## YOUR OBJECTIVE
Sort through the data and copy the lines holding the word "przez".

## EXCERPTED DATA
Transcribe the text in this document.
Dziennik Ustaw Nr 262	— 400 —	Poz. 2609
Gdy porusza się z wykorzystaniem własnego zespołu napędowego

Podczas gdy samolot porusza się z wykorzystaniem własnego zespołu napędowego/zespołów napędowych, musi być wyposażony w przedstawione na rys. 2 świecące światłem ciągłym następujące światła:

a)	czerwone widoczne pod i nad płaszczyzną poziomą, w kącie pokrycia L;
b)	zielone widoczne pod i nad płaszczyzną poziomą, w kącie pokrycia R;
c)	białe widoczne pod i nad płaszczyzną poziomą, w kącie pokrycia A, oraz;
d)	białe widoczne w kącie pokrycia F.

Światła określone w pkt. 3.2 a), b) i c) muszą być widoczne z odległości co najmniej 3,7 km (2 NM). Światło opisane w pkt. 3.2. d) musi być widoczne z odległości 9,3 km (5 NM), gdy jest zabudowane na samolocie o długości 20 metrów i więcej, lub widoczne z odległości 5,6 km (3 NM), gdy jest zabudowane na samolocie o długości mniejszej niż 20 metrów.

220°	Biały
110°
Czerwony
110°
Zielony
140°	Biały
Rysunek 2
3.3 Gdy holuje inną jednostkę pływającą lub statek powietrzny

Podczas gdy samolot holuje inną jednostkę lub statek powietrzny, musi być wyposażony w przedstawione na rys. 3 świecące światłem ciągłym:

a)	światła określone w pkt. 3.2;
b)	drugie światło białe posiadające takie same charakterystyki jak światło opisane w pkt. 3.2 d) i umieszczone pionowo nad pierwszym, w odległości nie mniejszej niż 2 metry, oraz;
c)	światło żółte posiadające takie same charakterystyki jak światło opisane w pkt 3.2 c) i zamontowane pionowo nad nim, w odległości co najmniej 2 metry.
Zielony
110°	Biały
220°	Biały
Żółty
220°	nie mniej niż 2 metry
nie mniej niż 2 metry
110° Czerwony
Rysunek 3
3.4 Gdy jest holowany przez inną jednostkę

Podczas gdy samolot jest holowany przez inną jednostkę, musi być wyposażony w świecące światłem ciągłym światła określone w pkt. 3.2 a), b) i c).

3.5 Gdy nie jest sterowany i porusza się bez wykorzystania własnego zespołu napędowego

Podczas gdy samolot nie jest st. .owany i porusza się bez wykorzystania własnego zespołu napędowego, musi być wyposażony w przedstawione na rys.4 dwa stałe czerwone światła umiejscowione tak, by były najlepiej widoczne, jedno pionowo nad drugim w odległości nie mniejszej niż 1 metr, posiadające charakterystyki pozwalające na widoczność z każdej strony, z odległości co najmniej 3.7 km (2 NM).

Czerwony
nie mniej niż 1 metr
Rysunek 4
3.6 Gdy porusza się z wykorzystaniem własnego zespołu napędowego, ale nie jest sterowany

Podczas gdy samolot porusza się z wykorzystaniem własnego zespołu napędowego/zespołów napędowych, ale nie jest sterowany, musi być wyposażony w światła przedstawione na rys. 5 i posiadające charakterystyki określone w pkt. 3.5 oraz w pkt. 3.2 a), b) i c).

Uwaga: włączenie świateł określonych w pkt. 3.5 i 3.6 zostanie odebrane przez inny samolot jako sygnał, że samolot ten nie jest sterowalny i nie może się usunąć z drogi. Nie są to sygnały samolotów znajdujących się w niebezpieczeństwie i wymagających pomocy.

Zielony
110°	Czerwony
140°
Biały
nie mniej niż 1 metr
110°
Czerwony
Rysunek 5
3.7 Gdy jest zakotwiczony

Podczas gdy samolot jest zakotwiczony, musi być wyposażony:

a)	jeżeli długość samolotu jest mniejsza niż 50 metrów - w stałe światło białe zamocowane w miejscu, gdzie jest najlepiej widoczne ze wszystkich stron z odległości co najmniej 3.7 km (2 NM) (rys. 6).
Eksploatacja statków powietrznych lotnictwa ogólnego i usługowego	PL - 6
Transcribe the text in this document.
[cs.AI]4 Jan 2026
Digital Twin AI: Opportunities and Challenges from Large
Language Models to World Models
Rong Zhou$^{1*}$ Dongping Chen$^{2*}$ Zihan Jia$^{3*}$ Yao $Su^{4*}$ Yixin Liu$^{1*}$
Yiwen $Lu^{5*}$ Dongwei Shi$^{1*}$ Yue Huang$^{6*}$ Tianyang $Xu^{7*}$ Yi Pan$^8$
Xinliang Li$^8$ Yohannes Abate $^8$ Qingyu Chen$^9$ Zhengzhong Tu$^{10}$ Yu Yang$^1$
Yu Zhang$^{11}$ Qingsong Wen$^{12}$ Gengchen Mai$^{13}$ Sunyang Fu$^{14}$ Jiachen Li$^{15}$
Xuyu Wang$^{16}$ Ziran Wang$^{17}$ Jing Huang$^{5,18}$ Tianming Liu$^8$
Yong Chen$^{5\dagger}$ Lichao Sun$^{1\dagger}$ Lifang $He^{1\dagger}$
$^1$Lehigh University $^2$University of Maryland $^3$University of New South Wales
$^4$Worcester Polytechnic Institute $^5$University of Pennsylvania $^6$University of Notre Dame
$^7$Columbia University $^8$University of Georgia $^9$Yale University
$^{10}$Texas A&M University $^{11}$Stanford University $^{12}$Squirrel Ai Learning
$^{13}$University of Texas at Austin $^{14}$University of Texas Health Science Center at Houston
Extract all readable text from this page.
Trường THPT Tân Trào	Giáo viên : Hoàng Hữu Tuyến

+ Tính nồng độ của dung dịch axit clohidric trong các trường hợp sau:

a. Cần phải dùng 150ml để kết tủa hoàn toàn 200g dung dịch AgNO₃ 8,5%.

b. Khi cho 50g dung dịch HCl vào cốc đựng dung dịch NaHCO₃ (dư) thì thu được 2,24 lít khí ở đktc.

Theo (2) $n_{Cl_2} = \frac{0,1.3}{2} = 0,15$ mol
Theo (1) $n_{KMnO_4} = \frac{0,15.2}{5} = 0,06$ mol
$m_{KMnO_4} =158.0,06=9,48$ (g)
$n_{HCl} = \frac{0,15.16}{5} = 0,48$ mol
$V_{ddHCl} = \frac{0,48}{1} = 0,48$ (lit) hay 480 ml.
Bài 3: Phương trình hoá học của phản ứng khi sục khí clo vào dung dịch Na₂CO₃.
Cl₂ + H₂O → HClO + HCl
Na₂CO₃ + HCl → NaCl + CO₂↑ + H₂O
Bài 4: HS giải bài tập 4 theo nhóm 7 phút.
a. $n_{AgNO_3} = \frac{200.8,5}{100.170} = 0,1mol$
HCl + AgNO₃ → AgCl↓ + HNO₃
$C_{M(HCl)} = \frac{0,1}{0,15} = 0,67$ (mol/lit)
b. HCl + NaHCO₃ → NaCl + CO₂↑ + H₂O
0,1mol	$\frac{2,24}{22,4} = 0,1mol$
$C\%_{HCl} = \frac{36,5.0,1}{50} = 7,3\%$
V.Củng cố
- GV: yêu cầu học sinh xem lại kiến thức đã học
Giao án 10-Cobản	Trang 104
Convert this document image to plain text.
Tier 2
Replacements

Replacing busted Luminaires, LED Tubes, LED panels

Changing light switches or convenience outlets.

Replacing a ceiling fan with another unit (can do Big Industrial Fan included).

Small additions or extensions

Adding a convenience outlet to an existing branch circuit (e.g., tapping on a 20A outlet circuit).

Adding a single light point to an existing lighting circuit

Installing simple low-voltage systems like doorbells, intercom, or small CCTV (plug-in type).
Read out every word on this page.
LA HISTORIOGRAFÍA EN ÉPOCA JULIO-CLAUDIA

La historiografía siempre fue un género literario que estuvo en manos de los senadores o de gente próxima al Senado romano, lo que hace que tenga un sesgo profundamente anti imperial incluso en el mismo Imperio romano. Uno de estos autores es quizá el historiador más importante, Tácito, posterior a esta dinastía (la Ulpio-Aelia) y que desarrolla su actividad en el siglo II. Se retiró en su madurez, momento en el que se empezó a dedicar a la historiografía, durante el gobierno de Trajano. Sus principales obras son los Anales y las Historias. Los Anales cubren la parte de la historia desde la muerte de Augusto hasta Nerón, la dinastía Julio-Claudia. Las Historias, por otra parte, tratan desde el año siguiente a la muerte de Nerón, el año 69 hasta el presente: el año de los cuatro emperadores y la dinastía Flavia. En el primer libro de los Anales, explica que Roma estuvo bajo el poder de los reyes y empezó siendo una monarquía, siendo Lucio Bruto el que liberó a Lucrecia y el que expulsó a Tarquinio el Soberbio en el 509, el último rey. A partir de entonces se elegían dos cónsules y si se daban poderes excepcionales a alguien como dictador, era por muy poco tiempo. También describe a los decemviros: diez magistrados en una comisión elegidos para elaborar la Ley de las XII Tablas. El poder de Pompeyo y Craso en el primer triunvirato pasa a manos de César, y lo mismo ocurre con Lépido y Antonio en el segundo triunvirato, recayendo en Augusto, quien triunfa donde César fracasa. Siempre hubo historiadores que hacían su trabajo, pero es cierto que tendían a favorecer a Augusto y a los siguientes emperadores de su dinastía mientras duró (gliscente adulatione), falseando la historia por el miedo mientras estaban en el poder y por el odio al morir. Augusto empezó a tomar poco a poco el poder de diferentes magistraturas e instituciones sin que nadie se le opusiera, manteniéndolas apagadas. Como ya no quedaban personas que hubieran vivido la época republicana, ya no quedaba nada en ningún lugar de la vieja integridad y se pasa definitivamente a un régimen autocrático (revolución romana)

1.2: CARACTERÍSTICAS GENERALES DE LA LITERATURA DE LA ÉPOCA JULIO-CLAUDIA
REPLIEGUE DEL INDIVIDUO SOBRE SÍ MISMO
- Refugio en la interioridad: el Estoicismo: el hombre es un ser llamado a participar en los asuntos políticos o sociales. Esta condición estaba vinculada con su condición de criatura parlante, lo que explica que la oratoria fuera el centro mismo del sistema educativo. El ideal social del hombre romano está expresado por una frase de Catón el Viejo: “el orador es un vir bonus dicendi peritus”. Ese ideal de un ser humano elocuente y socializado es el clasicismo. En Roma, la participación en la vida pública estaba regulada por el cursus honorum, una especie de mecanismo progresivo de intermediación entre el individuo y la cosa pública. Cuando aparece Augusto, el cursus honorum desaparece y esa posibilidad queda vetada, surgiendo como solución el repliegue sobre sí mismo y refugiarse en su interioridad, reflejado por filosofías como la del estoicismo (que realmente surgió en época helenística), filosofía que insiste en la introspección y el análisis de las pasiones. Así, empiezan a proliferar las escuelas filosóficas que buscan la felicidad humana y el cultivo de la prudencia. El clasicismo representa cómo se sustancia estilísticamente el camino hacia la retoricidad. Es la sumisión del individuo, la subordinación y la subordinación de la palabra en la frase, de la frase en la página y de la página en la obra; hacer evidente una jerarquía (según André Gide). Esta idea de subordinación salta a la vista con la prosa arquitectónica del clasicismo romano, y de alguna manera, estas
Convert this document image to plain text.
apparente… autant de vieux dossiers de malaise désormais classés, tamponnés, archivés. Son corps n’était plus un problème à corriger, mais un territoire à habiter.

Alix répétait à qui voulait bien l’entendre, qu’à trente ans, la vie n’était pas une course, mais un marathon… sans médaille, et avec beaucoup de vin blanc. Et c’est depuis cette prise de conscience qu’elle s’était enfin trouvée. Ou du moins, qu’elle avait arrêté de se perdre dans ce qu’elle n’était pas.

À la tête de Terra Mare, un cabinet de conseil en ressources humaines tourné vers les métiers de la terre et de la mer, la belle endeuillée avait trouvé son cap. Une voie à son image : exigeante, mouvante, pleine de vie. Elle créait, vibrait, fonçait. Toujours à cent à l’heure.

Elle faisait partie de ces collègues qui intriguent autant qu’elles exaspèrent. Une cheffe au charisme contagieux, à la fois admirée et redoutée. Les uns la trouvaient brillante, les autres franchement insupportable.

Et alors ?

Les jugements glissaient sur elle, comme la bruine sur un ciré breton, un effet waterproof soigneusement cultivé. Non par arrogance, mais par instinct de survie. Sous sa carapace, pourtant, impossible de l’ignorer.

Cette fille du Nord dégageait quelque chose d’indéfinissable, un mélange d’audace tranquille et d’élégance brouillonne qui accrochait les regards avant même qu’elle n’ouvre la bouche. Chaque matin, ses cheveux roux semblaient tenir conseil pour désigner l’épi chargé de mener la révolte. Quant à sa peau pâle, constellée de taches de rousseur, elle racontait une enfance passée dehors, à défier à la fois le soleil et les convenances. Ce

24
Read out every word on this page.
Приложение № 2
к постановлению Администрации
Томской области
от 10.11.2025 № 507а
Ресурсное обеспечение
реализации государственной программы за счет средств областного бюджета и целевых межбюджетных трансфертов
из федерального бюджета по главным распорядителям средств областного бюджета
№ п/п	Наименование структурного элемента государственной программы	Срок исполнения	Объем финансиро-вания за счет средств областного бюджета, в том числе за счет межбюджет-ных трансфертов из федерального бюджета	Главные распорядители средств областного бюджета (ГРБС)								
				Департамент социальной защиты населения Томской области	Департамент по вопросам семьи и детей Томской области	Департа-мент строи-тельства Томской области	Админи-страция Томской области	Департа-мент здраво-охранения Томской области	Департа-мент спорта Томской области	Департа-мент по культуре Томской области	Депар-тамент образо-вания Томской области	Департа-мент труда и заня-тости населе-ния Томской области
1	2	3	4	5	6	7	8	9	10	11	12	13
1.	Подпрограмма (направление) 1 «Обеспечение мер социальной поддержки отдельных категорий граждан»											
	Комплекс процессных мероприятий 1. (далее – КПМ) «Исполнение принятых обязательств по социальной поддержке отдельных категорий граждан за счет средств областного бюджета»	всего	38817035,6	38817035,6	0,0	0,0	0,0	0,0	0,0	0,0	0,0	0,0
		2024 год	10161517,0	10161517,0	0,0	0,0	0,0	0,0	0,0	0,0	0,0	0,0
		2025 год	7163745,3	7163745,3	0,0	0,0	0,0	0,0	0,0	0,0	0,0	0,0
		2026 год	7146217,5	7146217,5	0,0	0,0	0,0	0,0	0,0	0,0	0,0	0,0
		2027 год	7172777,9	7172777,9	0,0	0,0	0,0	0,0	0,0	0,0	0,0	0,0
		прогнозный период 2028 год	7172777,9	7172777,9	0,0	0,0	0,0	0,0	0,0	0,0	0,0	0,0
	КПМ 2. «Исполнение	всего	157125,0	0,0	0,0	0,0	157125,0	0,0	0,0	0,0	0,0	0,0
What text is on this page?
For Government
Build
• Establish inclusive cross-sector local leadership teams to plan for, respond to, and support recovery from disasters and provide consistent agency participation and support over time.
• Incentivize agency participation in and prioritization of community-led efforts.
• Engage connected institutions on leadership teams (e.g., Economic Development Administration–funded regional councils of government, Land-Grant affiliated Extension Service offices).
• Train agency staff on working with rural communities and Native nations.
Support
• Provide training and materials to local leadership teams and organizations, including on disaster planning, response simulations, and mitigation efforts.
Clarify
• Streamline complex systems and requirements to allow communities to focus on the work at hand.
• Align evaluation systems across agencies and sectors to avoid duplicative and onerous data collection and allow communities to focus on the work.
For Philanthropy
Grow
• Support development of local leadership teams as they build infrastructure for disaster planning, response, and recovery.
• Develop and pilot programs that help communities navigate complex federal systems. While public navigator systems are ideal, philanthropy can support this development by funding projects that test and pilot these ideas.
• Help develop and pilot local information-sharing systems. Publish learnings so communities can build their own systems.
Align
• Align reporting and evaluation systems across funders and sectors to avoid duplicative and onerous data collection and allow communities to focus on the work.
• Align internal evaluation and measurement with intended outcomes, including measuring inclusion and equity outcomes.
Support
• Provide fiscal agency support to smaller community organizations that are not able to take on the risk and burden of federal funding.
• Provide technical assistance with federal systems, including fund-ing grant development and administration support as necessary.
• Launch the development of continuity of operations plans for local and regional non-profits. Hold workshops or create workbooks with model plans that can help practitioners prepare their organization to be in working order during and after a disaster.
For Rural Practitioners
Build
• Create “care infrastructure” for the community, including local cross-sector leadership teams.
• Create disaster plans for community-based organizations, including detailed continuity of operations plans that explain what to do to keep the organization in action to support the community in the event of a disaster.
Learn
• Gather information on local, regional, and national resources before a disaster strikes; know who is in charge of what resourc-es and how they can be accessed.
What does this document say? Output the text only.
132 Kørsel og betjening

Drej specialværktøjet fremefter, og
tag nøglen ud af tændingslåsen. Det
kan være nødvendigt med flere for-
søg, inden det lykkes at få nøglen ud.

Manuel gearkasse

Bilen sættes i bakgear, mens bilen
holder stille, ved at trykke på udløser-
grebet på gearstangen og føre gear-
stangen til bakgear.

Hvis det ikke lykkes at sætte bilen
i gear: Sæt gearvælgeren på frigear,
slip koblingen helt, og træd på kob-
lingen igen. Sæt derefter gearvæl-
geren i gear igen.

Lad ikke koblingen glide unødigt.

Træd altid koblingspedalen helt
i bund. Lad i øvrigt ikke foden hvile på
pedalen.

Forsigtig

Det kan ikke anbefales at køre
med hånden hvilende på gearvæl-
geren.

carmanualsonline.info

## THE RESPONSE
3.4 Gdy jest holowany przez inną jednostkę
Podczas gdy samolot jest holowany przez inną jednostkę, musi być wyposażony w świecące światłem ciągłym światła określone w pkt. 3.2 a), b) i c).
Uwaga: włączenie świateł określonych w pkt. 3.5 i 3.6 zostanie odebrane przez inny samolot jako sygnał, że samolot ten nie jest sterowalny i nie może się usunąć z drogi. Nie są to sygnały samolotów znajdujących się w niebezpieczeństwie i wymagających pomocy.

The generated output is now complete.